Data records:

++++++++++++++++++++

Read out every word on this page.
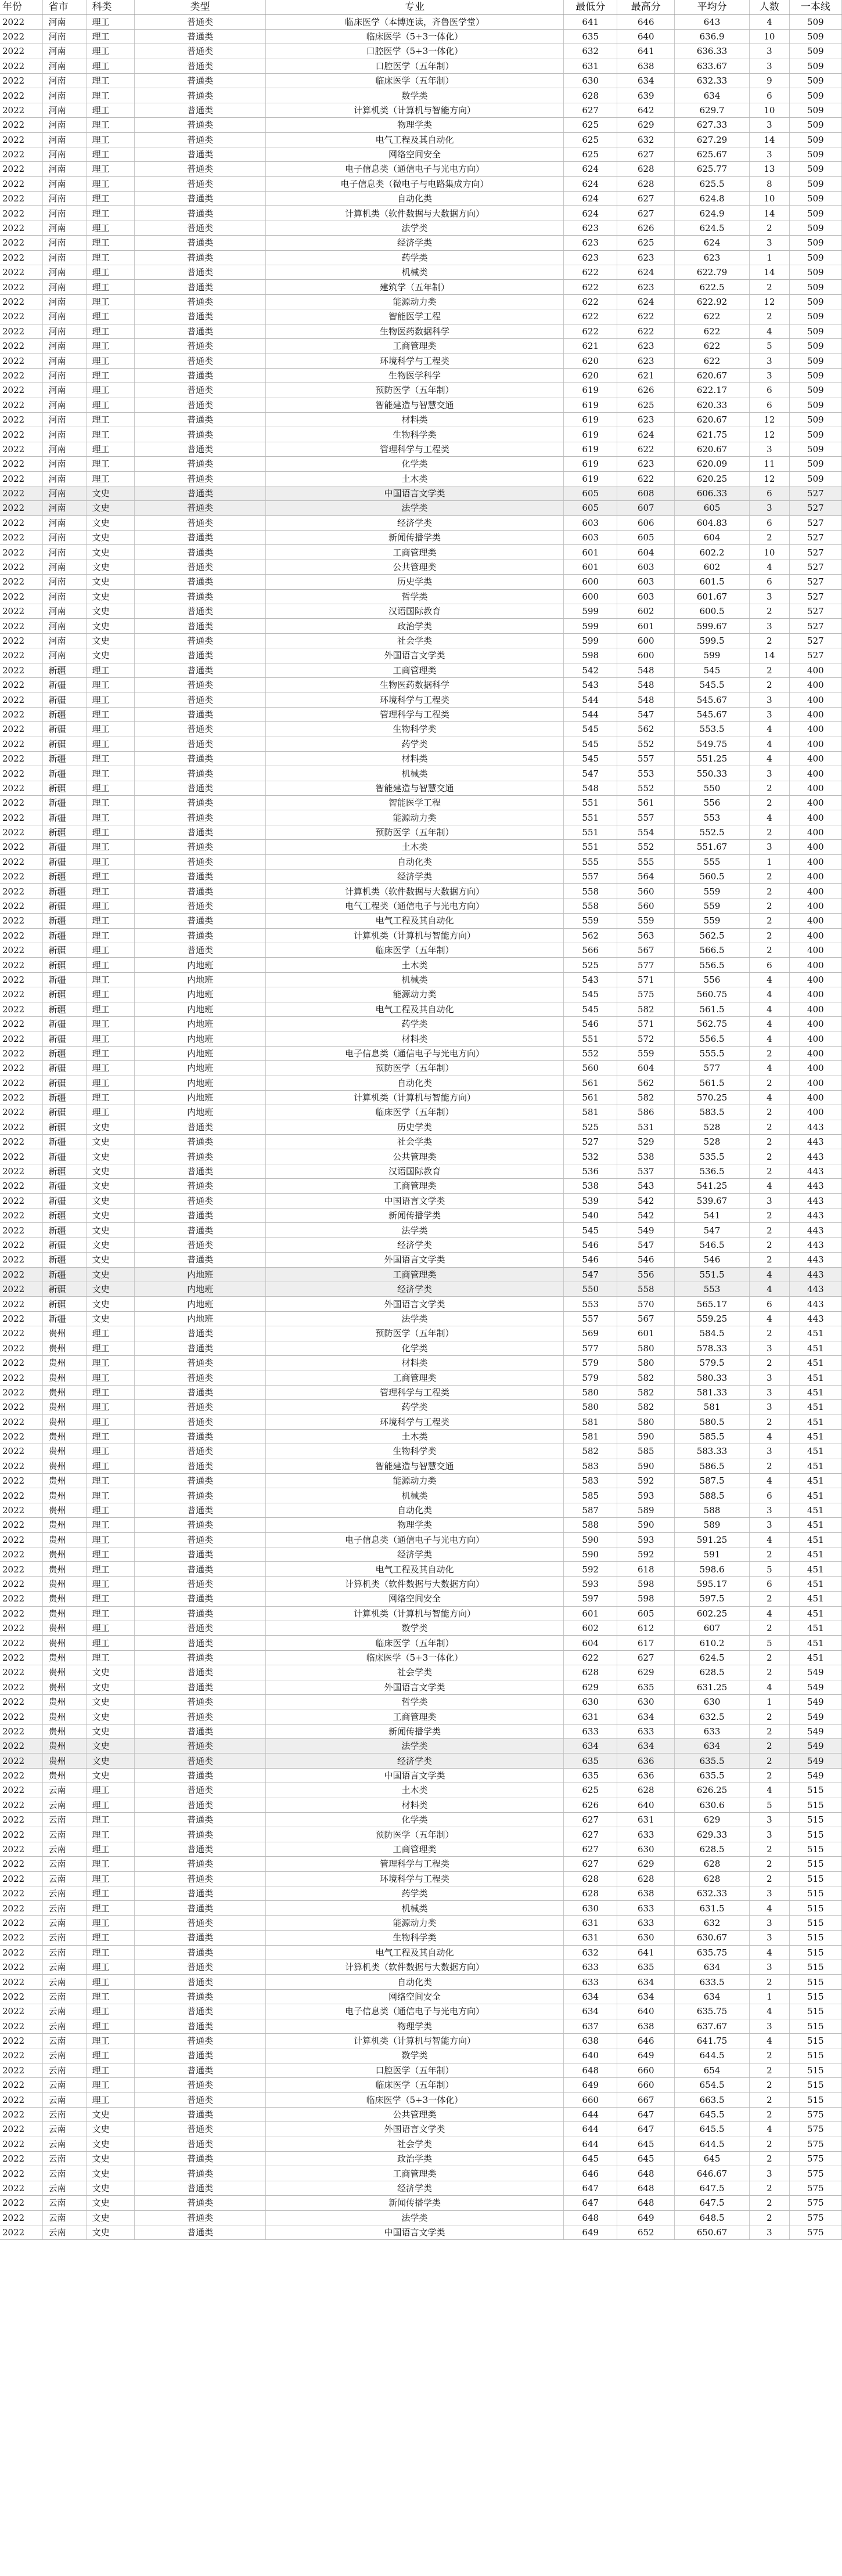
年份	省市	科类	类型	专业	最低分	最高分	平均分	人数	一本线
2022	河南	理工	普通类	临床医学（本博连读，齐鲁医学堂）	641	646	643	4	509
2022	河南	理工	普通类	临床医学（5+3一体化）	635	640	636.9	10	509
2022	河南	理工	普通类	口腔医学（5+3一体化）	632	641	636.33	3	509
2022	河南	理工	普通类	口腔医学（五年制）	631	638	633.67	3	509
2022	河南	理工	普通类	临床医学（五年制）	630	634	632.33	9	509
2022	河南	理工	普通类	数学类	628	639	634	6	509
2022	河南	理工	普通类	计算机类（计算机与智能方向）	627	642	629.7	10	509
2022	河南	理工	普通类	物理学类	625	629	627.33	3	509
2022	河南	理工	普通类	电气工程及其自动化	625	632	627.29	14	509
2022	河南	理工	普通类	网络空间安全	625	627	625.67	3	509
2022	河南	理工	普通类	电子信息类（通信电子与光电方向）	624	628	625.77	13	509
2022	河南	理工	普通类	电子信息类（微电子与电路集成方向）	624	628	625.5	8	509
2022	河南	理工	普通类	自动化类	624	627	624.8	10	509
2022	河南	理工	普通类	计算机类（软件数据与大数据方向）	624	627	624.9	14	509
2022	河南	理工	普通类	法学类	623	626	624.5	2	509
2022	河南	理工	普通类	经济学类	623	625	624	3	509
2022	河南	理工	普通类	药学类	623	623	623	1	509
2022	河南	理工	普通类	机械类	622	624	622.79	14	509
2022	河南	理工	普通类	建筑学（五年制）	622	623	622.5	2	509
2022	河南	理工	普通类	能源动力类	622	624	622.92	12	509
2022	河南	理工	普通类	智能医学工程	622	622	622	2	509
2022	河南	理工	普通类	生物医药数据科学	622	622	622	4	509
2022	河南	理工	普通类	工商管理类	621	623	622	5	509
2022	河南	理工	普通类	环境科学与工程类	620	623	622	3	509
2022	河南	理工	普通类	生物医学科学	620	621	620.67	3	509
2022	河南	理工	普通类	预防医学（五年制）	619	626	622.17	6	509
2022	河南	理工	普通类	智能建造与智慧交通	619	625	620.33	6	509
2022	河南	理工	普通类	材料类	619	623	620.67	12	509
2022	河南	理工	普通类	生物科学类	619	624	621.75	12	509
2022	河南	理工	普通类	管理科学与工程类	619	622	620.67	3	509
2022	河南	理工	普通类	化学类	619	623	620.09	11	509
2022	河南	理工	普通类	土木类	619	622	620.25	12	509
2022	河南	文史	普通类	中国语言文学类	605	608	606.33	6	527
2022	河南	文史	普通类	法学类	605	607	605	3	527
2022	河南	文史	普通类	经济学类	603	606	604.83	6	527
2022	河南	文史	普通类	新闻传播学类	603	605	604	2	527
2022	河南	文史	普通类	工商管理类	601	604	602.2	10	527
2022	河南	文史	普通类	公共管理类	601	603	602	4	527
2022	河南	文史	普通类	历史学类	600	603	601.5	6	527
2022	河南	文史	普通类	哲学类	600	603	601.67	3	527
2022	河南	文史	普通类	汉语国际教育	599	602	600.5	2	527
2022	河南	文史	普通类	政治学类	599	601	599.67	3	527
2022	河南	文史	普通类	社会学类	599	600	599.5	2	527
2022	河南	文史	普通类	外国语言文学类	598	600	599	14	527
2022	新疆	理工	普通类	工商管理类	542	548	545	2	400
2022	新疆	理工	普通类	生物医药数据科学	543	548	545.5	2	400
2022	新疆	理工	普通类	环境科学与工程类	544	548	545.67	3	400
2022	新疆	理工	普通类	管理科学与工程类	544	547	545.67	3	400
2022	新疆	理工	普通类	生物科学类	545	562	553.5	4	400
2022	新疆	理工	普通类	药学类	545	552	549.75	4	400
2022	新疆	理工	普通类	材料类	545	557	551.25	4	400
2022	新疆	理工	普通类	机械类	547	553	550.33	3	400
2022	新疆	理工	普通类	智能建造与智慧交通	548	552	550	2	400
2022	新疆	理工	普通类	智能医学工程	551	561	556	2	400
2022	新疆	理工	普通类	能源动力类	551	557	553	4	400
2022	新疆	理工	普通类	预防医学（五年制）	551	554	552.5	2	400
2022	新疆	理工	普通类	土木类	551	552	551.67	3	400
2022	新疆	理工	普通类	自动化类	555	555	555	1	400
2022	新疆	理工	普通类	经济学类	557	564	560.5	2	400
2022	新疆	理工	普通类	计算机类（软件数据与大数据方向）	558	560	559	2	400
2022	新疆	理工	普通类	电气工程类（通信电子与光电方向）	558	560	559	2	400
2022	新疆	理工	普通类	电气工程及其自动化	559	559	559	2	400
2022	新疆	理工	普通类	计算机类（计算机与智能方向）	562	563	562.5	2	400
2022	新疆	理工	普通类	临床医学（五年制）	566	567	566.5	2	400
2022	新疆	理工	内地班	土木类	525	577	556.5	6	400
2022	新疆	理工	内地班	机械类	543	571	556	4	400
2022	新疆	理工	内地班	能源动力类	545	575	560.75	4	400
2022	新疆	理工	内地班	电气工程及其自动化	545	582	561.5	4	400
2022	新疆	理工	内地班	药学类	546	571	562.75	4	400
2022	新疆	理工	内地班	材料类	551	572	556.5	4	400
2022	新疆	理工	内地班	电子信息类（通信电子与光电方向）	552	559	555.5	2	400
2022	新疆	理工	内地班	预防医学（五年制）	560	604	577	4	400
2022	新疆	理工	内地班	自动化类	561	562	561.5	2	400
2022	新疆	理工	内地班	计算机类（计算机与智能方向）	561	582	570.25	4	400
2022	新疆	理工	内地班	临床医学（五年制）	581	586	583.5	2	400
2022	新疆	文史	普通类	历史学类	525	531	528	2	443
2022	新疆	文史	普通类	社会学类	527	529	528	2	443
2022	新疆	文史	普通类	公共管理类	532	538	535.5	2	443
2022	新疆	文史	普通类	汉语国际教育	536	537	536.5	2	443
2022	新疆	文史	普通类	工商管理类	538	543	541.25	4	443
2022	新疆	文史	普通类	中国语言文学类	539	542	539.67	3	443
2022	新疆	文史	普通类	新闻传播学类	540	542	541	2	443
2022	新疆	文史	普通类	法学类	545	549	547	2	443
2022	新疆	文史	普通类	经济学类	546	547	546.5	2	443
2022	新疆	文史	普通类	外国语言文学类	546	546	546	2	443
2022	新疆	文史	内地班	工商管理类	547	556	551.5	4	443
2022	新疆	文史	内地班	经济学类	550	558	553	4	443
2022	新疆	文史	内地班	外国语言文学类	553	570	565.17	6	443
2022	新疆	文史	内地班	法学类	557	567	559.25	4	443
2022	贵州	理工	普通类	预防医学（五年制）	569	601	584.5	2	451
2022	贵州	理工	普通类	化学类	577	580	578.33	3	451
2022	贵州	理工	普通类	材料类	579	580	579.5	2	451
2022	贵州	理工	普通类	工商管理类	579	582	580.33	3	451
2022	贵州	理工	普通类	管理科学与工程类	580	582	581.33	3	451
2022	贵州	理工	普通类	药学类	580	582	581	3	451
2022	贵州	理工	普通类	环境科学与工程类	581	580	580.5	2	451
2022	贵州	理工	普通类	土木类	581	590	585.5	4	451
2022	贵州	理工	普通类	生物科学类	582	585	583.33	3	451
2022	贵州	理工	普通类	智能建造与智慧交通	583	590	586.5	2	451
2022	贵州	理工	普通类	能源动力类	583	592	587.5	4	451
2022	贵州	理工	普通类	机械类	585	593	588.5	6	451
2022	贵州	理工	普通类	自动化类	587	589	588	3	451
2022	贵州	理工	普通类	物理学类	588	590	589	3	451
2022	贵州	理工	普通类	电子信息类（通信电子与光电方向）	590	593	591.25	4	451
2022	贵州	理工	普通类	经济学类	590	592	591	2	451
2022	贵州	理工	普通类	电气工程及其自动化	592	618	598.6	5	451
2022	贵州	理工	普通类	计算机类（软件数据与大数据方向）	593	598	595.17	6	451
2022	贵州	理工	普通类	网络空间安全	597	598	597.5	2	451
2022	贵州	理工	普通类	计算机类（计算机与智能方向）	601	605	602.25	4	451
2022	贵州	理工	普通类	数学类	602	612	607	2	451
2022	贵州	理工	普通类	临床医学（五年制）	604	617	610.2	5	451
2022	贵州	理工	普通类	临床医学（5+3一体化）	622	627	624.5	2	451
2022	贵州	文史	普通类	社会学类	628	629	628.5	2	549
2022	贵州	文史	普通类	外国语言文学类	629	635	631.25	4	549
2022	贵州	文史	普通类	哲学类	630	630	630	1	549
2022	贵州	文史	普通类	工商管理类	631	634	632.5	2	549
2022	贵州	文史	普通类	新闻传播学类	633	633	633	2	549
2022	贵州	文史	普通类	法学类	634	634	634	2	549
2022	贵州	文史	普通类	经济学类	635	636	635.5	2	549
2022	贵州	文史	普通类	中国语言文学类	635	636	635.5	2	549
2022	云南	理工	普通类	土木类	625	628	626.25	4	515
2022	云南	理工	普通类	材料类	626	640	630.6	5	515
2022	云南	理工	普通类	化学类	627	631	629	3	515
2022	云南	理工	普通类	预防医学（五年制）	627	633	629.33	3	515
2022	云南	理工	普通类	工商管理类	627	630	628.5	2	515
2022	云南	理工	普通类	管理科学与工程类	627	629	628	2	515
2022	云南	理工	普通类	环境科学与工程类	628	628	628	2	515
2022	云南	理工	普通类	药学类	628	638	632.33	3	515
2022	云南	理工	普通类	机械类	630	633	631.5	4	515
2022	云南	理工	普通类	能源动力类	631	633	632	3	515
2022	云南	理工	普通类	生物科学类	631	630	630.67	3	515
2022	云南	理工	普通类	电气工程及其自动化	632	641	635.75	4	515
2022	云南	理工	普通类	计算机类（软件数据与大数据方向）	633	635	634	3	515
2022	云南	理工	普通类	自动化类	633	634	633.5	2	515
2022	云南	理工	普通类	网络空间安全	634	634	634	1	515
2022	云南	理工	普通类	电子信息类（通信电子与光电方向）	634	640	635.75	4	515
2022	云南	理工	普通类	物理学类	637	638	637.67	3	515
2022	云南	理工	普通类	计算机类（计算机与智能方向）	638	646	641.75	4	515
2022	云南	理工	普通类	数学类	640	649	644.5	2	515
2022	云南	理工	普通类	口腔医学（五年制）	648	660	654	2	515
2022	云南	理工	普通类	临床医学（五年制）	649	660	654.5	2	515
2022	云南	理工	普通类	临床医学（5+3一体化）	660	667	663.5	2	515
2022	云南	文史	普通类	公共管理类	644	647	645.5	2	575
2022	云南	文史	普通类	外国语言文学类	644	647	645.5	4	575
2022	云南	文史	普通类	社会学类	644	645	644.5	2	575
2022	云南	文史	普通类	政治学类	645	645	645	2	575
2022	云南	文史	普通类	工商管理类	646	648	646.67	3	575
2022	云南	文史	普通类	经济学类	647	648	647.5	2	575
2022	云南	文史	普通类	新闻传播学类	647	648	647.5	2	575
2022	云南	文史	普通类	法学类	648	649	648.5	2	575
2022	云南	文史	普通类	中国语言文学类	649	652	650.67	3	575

++++++++++++++++++++

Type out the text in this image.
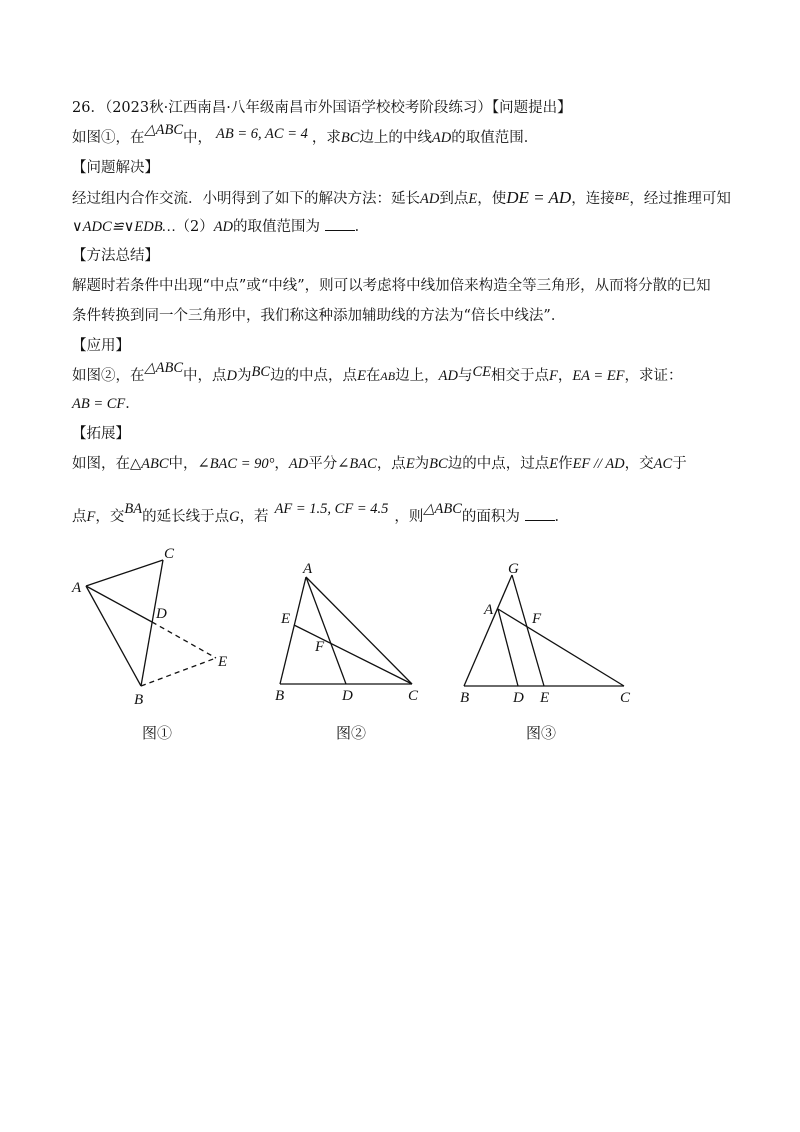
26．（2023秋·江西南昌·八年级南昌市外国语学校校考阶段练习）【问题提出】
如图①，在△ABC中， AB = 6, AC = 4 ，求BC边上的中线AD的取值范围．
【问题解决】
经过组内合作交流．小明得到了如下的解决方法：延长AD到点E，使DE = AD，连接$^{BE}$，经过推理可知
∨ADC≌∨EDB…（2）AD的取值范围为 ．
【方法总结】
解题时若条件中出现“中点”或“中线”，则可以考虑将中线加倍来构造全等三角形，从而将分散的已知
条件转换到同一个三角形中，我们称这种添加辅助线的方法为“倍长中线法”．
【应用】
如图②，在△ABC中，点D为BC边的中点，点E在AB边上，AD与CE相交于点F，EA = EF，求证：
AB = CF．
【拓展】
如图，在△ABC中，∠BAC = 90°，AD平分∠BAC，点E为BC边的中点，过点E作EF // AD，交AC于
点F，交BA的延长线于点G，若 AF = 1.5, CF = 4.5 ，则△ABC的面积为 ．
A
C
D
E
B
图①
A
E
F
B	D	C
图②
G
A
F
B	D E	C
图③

++++++++++++++++++++

### GIVEN EXERCISE
Out of the material above, gather each line where "政治学类" appears.

### FULL SOLUTION
2022	河南	文史	普通类	政治学类	599	601	599.67	3	527
2022	云南	文史	普通类	政治学类	645	645	645	2	575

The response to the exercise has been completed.